### PROBLEM TO SOLVE
Go through the listing and pick out each line with the word "document" in it.
# Start of SUPPLIED RECORDS
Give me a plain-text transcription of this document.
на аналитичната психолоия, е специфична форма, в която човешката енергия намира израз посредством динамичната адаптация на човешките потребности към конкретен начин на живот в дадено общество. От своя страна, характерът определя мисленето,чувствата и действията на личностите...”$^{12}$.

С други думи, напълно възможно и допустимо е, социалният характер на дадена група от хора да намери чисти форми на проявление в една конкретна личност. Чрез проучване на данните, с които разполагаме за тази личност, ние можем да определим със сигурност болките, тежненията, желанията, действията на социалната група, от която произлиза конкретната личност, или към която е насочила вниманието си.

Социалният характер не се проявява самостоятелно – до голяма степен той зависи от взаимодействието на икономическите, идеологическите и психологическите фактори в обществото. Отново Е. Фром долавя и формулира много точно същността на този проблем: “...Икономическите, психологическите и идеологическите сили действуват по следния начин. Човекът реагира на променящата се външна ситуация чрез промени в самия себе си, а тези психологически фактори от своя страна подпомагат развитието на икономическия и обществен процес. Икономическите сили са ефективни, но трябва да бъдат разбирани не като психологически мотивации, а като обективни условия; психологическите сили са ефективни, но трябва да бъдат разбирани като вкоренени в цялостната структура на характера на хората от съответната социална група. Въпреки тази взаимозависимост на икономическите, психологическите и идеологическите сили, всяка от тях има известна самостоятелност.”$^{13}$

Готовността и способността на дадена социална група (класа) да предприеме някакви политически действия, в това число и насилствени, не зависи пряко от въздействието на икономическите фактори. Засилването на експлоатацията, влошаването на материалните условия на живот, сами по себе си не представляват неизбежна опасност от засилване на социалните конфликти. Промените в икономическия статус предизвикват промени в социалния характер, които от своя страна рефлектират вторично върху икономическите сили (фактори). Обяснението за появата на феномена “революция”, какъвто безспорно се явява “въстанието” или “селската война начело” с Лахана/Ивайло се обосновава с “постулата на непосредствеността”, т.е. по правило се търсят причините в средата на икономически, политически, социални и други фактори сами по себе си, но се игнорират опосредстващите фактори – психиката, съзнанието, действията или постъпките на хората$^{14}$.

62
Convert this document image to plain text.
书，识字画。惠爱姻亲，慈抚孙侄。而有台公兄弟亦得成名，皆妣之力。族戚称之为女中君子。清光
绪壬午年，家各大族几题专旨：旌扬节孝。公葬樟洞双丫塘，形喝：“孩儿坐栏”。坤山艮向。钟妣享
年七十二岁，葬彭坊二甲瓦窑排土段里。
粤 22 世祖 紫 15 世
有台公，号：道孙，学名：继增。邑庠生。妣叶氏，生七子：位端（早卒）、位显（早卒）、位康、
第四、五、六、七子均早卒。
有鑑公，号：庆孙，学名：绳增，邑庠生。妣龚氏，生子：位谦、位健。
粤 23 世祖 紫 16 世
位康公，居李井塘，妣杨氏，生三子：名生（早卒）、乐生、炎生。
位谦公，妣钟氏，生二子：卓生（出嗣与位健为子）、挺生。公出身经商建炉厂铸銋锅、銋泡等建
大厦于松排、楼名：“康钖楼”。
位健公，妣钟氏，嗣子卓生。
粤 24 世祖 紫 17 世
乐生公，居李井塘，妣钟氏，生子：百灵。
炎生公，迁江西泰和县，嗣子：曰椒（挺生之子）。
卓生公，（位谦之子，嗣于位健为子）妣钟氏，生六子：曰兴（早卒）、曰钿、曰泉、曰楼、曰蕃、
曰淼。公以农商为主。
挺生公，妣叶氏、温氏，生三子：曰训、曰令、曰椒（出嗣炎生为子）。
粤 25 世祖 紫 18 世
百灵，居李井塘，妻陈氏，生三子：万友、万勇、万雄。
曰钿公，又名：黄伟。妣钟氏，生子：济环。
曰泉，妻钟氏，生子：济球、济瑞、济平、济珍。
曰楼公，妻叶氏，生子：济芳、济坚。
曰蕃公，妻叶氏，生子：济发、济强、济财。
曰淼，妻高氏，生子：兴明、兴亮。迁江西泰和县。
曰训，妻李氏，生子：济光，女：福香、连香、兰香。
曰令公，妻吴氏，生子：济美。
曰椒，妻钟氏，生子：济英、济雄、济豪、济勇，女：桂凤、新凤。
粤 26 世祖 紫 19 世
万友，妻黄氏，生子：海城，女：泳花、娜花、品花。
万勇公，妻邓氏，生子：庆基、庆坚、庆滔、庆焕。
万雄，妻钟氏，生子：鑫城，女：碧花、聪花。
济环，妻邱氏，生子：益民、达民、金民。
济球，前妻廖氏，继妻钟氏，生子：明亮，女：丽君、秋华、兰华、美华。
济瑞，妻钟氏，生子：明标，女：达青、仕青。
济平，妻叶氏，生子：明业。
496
# End of SUPPLIED RECORDS
### SOLUTION
Give me a plain-text transcription of this document.
Convert this document image to plain text.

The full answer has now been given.